# Problem details:
Go through the listing and copy every line word for word.

-=-=-

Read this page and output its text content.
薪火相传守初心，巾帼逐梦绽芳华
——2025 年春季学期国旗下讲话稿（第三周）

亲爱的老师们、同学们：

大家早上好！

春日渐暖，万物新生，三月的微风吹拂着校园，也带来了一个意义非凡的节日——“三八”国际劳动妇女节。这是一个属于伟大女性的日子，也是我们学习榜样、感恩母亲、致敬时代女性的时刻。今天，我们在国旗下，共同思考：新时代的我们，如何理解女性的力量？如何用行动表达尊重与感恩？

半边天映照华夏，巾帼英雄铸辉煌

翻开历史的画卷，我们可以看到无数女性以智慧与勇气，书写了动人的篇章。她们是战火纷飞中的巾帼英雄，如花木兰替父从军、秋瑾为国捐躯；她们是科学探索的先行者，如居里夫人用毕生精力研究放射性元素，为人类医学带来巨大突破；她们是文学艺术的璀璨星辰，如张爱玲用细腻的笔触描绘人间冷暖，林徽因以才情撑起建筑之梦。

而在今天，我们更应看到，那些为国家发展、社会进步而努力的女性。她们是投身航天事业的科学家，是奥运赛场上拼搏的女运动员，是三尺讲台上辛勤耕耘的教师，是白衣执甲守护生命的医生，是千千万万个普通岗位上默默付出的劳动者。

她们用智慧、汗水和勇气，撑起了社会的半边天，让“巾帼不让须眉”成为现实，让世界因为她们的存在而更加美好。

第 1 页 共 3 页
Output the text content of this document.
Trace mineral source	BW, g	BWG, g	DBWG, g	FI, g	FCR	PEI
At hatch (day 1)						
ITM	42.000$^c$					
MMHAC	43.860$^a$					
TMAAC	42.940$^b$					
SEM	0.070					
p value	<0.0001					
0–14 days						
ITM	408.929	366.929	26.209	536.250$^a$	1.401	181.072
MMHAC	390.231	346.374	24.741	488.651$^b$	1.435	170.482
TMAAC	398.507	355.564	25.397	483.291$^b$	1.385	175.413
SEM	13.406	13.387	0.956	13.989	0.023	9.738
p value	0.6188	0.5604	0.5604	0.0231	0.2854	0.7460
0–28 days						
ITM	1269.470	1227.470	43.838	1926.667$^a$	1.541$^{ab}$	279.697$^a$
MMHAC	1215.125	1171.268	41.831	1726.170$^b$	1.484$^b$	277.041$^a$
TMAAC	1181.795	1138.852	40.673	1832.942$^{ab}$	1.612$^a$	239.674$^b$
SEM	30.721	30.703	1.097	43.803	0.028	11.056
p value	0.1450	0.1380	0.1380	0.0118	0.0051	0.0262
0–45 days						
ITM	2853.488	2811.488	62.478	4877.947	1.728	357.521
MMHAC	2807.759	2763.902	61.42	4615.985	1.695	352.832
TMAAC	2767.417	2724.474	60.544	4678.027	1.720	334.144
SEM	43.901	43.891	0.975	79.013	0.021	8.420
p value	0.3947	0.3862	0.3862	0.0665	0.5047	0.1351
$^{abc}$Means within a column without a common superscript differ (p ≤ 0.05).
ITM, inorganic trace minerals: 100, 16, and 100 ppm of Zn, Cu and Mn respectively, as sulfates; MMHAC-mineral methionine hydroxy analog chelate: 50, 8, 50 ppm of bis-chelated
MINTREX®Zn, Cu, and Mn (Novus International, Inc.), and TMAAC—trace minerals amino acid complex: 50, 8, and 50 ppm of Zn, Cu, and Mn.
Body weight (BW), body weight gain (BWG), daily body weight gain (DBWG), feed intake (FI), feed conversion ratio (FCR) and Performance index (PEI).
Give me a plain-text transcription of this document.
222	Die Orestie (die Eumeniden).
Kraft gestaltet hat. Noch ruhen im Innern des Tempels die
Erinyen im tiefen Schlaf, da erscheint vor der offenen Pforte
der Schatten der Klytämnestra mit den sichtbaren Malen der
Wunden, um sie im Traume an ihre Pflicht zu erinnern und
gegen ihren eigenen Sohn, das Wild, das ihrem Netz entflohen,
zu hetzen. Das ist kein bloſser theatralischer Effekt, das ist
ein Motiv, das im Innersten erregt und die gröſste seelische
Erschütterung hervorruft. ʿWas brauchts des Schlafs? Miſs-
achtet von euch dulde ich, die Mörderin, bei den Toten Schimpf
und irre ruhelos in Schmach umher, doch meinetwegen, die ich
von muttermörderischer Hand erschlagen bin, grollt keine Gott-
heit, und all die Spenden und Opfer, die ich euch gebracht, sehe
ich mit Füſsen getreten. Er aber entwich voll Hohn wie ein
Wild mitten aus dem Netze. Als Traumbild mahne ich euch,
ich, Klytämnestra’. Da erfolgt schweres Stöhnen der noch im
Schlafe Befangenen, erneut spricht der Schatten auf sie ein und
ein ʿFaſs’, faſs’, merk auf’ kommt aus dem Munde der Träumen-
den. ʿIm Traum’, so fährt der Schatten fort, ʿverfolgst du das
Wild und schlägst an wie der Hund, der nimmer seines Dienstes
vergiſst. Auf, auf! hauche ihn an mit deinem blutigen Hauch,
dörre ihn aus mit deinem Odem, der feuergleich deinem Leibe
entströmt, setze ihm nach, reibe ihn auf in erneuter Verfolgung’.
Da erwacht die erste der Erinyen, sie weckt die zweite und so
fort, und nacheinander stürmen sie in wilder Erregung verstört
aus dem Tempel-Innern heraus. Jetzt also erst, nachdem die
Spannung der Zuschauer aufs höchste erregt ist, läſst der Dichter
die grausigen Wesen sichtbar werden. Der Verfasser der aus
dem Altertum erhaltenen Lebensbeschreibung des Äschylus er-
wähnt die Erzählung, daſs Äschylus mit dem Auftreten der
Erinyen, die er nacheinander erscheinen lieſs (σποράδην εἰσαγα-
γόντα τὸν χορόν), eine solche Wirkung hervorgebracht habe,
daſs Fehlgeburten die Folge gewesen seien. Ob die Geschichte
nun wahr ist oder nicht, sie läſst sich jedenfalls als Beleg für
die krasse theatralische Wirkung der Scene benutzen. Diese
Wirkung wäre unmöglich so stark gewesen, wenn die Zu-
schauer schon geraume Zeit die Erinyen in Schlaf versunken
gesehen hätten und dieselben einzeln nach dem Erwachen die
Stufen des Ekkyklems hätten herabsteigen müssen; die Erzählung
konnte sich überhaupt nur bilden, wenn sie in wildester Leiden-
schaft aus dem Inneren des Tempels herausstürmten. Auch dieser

-=-=-

# Task response:
Read this page and output its text content.
薪火相传守初心，巾帼逐梦绽芳华
——2025 年春季学期国旗下讲话稿（第三周）

亲爱的老师们、同学们：

大家早上好！

春日渐暖，万物新生，三月的微风吹拂着校园，也带来了一个意义非凡的节日——“三八”国际劳动妇女节。这是一个属于伟大女性的日子，也是我们学习榜样、感恩母亲、致敬时代女性的时刻。今天，我们在国旗下，共同思考：新时代的我们，如何理解女性的力量？如何用行动表达尊重与感恩？

半边天映照华夏，巾帼英雄铸辉煌

翻开历史的画卷，我们可以看到无数女性以智慧与勇气，书写了动人的篇章。她们是战火纷飞中的巾帼英雄，如花木兰替父从军、秋瑾为国捐躯；她们是科学探索的先行者，如居里夫人用毕生精力研究放射性元素，为人类医学带来巨大突破；她们是文学艺术的璀璨星辰，如张爱玲用细腻的笔触描绘人间冷暖，林徽因以才情撑起建筑之梦。

而在今天，我们更应看到，那些为国家发展、社会进步而努力的女性。她们是投身航天事业的科学家，是奥运赛场上拼搏的女运动员，是三尺讲台上辛勤耕耘的教师，是白衣执甲守护生命的医生，是千千万万个普通岗位上默默付出的劳动者。

她们用智慧、汗水和勇气，撑起了社会的半边天，让“巾帼不让须眉”成为现实，让世界因为她们的存在而更加美好。

第 1 页 共 3 页
Output the text content of this document.
Trace mineral source	BW, g	BWG, g	DBWG, g	FI, g	FCR	PEI
At hatch (day 1)						
ITM	42.000$^c$					
MMHAC	43.860$^a$					
TMAAC	42.940$^b$					
SEM	0.070					
p value	<0.0001					
0–14 days						
ITM	408.929	366.929	26.209	536.250$^a$	1.401	181.072
MMHAC	390.231	346.374	24.741	488.651$^b$	1.435	170.482
TMAAC	398.507	355.564	25.397	483.291$^b$	1.385	175.413
SEM	13.406	13.387	0.956	13.989	0.023	9.738
p value	0.6188	0.5604	0.5604	0.0231	0.2854	0.7460
0–28 days						
ITM	1269.470	1227.470	43.838	1926.667$^a$	1.541$^{ab}$	279.697$^a$
MMHAC	1215.125	1171.268	41.831	1726.170$^b$	1.484$^b$	277.041$^a$
TMAAC	1181.795	1138.852	40.673	1832.942$^{ab}$	1.612$^a$	239.674$^b$
SEM	30.721	30.703	1.097	43.803	0.028	11.056
p value	0.1450	0.1380	0.1380	0.0118	0.0051	0.0262
0–45 days						
ITM	2853.488	2811.488	62.478	4877.947	1.728	357.521
MMHAC	2807.759	2763.902	61.42	4615.985	1.695	352.832
TMAAC	2767.417	2724.474	60.544	4678.027	1.720	334.144
SEM	43.901	43.891	0.975	79.013	0.021	8.420
p value	0.3947	0.3862	0.3862	0.0665	0.5047	0.1351
$^{abc}$Means within a column without a common superscript differ (p ≤ 0.05).
ITM, inorganic trace minerals: 100, 16, and 100 ppm of Zn, Cu and Mn respectively, as sulfates; MMHAC-mineral methionine hydroxy analog chelate: 50, 8, 50 ppm of bis-chelated
MINTREX®Zn, Cu, and Mn (Novus International, Inc.), and TMAAC—trace minerals amino acid complex: 50, 8, and 50 ppm of Zn, Cu, and Mn.
Body weight (BW), body weight gain (BWG), daily body weight gain (DBWG), feed intake (FI), feed conversion ratio (FCR) and Performance index (PEI).
Give me a plain-text transcription of this document.
222	Die Orestie (die Eumeniden).
Kraft gestaltet hat. Noch ruhen im Innern des Tempels die
Erinyen im tiefen Schlaf, da erscheint vor der offenen Pforte
der Schatten der Klytämnestra mit den sichtbaren Malen der
Wunden, um sie im Traume an ihre Pflicht zu erinnern und
gegen ihren eigenen Sohn, das Wild, das ihrem Netz entflohen,
zu hetzen. Das ist kein bloſser theatralischer Effekt, das ist
ein Motiv, das im Innersten erregt und die gröſste seelische
Erschütterung hervorruft. ʿWas brauchts des Schlafs? Miſs-
achtet von euch dulde ich, die Mörderin, bei den Toten Schimpf
und irre ruhelos in Schmach umher, doch meinetwegen, die ich
von muttermörderischer Hand erschlagen bin, grollt keine Gott-
heit, und all die Spenden und Opfer, die ich euch gebracht, sehe
ich mit Füſsen getreten. Er aber entwich voll Hohn wie ein
Wild mitten aus dem Netze. Als Traumbild mahne ich euch,
ich, Klytämnestra’. Da erfolgt schweres Stöhnen der noch im
Schlafe Befangenen, erneut spricht der Schatten auf sie ein und
ein ʿFaſs’, faſs’, merk auf’ kommt aus dem Munde der Träumen-
den. ʿIm Traum’, so fährt der Schatten fort, ʿverfolgst du das
Wild und schlägst an wie der Hund, der nimmer seines Dienstes
vergiſst. Auf, auf! hauche ihn an mit deinem blutigen Hauch,
dörre ihn aus mit deinem Odem, der feuergleich deinem Leibe
entströmt, setze ihm nach, reibe ihn auf in erneuter Verfolgung’.
Da erwacht die erste der Erinyen, sie weckt die zweite und so
fort, und nacheinander stürmen sie in wilder Erregung verstört
aus dem Tempel-Innern heraus. Jetzt also erst, nachdem die
Spannung der Zuschauer aufs höchste erregt ist, läſst der Dichter
die grausigen Wesen sichtbar werden. Der Verfasser der aus
dem Altertum erhaltenen Lebensbeschreibung des Äschylus er-
wähnt die Erzählung, daſs Äschylus mit dem Auftreten der
Erinyen, die er nacheinander erscheinen lieſs (σποράδην εἰσαγα-
γόντα τὸν χορόν), eine solche Wirkung hervorgebracht habe,
daſs Fehlgeburten die Folge gewesen seien. Ob die Geschichte
nun wahr ist oder nicht, sie läſst sich jedenfalls als Beleg für
die krasse theatralische Wirkung der Scene benutzen. Diese
Wirkung wäre unmöglich so stark gewesen, wenn die Zu-
schauer schon geraume Zeit die Erinyen in Schlaf versunken
gesehen hätten und dieselben einzeln nach dem Erwachen die
Stufen des Ekkyklems hätten herabsteigen müssen; die Erzählung
konnte sich überhaupt nur bilden, wenn sie in wildester Leiden-
schaft aus dem Inneren des Tempels herausstürmten. Auch dieser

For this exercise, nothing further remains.